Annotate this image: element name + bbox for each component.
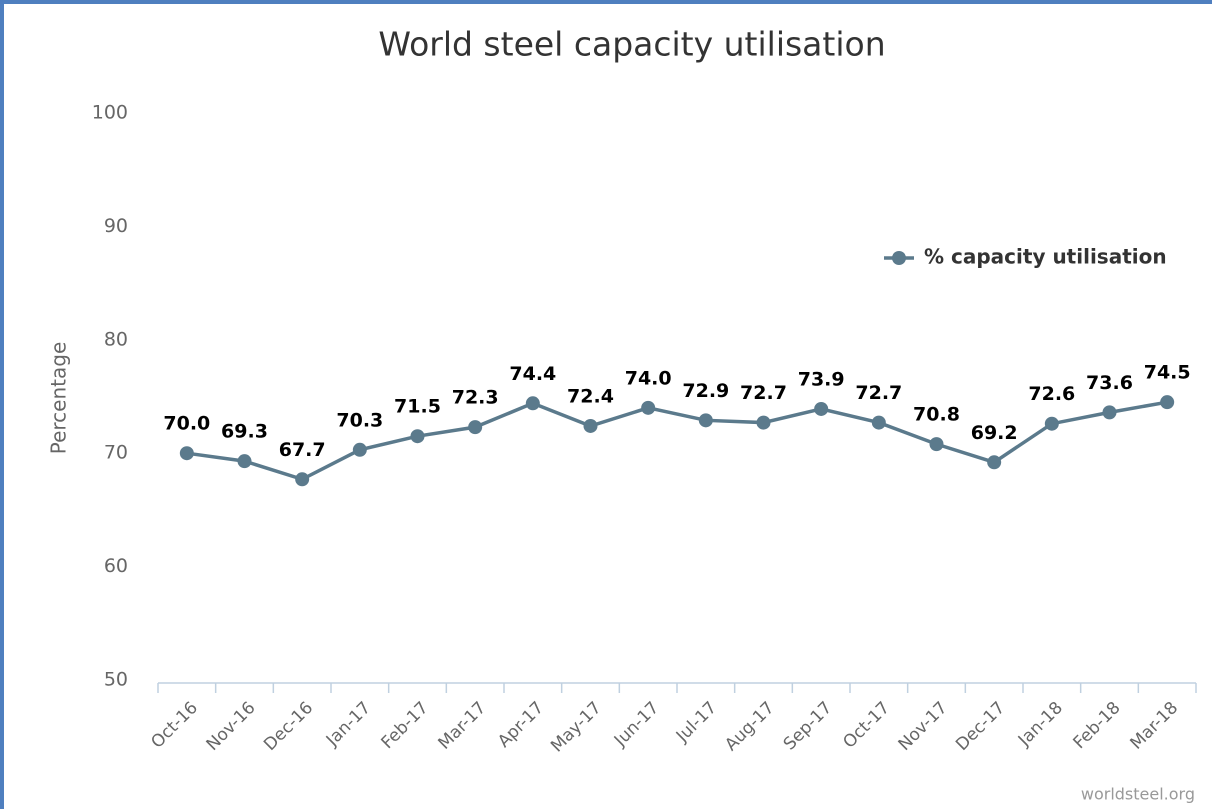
data-point [410, 429, 425, 444]
data-point [814, 401, 829, 416]
legend-marker [892, 251, 906, 265]
data-label: 70.8 [913, 404, 960, 426]
data-label: 74.4 [509, 363, 556, 385]
x-tick-label: Mar-17 [435, 698, 491, 754]
data-point [295, 472, 310, 487]
data-point [468, 420, 483, 435]
data-point [179, 446, 194, 461]
credits: worldsteel.org [1081, 785, 1195, 804]
data-point [352, 442, 367, 457]
data-point [698, 413, 713, 428]
data-label: 72.6 [1028, 383, 1075, 405]
y-tick-label: 50 [104, 669, 128, 691]
data-label: 70.3 [336, 409, 383, 431]
data-point [1160, 395, 1175, 410]
x-tick-label: Oct-16 [147, 698, 202, 753]
data-point [583, 418, 598, 433]
chart: World steel capacity utilisation Percent… [47, 25, 1197, 804]
y-tick-label: 70 [104, 442, 128, 464]
x-tick-label: Mar-18 [1127, 698, 1183, 754]
data-label: 72.3 [452, 387, 499, 409]
y-tick-label: 80 [104, 328, 128, 350]
data-point [756, 415, 771, 430]
x-tick-label: Jan-18 [1014, 698, 1067, 751]
x-tick-label: Aug-17 [721, 698, 778, 755]
y-tick-label: 90 [104, 215, 128, 237]
x-tick-label: Sep-17 [780, 698, 836, 754]
x-tick-label: Nov-17 [895, 698, 952, 755]
data-label: 73.6 [1086, 372, 1133, 394]
x-tick-label: Dec-16 [260, 698, 317, 755]
data-label: 71.5 [394, 396, 441, 418]
data-point [987, 455, 1002, 470]
data-label: 69.3 [221, 421, 268, 443]
data-label: 73.9 [798, 368, 845, 390]
data-point [929, 437, 944, 452]
data-label: 72.4 [567, 385, 614, 407]
data-point [641, 400, 656, 415]
series-line [186, 400, 1168, 482]
data-label: 72.9 [682, 380, 729, 402]
x-tick-label: Apr-17 [494, 698, 548, 752]
y-tick-label: 60 [104, 555, 128, 577]
data-label: 74.5 [1144, 362, 1191, 384]
x-tick-label: Feb-18 [1070, 698, 1125, 753]
data-label: 70.0 [163, 413, 210, 435]
x-tick-label: Dec-17 [952, 698, 1009, 755]
data-label: 72.7 [740, 382, 787, 404]
x-tick-label: May-17 [547, 698, 605, 756]
x-tick-label: Jan-17 [322, 698, 375, 751]
y-tick-label: 100 [92, 102, 128, 124]
data-label: 69.2 [971, 422, 1018, 444]
data-label: 67.7 [279, 439, 326, 461]
data-label: 74.0 [625, 367, 672, 389]
data-point [1102, 405, 1117, 420]
x-tick-label: Nov-16 [203, 698, 260, 755]
data-label: 72.7 [855, 382, 902, 404]
y-axis-title: Percentage [47, 342, 71, 455]
data-point [237, 454, 252, 469]
chart-title: World steel capacity utilisation [378, 25, 885, 64]
x-tick-label: Jun-17 [610, 698, 663, 751]
data-point [525, 396, 540, 411]
data-point [871, 415, 886, 430]
x-tick-label: Oct-17 [839, 698, 894, 753]
x-tick-label: Feb-17 [378, 698, 433, 753]
x-tick-label: Jul-17 [672, 698, 721, 747]
legend-label: % capacity utilisation [924, 245, 1167, 269]
data-point [1044, 416, 1059, 431]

Written instruction: Copy out the item above line for line, leaving out the picture.

The completed task:
Annotate this image: element name + bbox for each component.
data-point [410, 429, 425, 444]
data-point [814, 401, 829, 416]
legend-marker [892, 251, 906, 265]
data-label: 70.8 [913, 404, 960, 426]
data-label: 74.4 [509, 363, 556, 385]
x-tick-label: Mar-17 [435, 698, 491, 754]
data-point [295, 472, 310, 487]
data-point [468, 420, 483, 435]
data-point [179, 446, 194, 461]
credits: worldsteel.org [1081, 785, 1195, 804]
data-point [352, 442, 367, 457]
data-point [698, 413, 713, 428]
data-label: 72.6 [1028, 383, 1075, 405]
y-tick-label: 50 [104, 669, 128, 691]
data-label: 70.3 [336, 409, 383, 431]
data-point [1160, 395, 1175, 410]
x-tick-label: Oct-16 [147, 698, 202, 753]
data-point [583, 418, 598, 433]
chart: World steel capacity utilisation Percent… [47, 25, 1197, 804]
y-tick-label: 70 [104, 442, 128, 464]
x-tick-label: Mar-18 [1127, 698, 1183, 754]
data-label: 72.3 [452, 387, 499, 409]
y-tick-label: 80 [104, 328, 128, 350]
data-point [756, 415, 771, 430]
x-tick-label: Jan-18 [1014, 698, 1067, 751]
x-tick-label: Aug-17 [721, 698, 778, 755]
y-tick-label: 90 [104, 215, 128, 237]
x-tick-label: Sep-17 [780, 698, 836, 754]
x-tick-label: Nov-17 [895, 698, 952, 755]
data-label: 73.6 [1086, 372, 1133, 394]
x-tick-label: Dec-16 [260, 698, 317, 755]
data-label: 71.5 [394, 396, 441, 418]
data-point [987, 455, 1002, 470]
data-label: 69.3 [221, 421, 268, 443]
data-label: 73.9 [798, 368, 845, 390]
data-point [929, 437, 944, 452]
data-label: 72.4 [567, 385, 614, 407]
data-point [641, 400, 656, 415]
series-line [186, 400, 1168, 482]
data-label: 72.9 [682, 380, 729, 402]
x-tick-label: Apr-17 [494, 698, 548, 752]
y-tick-label: 60 [104, 555, 128, 577]
data-label: 74.5 [1144, 362, 1191, 384]
x-tick-label: Feb-18 [1070, 698, 1125, 753]
data-label: 70.0 [163, 413, 210, 435]
x-tick-label: Dec-17 [952, 698, 1009, 755]
data-label: 72.7 [740, 382, 787, 404]
x-tick-label: May-17 [547, 698, 605, 756]
x-tick-label: Jan-17 [322, 698, 375, 751]
y-tick-label: 100 [92, 102, 128, 124]
data-label: 69.2 [971, 422, 1018, 444]
data-label: 67.7 [279, 439, 326, 461]
data-label: 74.0 [625, 367, 672, 389]
data-point [1102, 405, 1117, 420]
x-tick-label: Nov-16 [203, 698, 260, 755]
data-label: 72.7 [855, 382, 902, 404]
y-axis-title: Percentage [47, 342, 71, 455]
data-point [237, 454, 252, 469]
chart-title: World steel capacity utilisation [378, 25, 885, 64]
x-tick-label: Jun-17 [610, 698, 663, 751]
data-point [525, 396, 540, 411]
data-point [871, 415, 886, 430]
x-tick-label: Oct-17 [839, 698, 894, 753]
x-tick-label: Feb-17 [378, 698, 433, 753]
x-tick-label: Jul-17 [672, 698, 721, 747]
legend-label: % capacity utilisation [924, 245, 1167, 269]
data-point [1044, 416, 1059, 431]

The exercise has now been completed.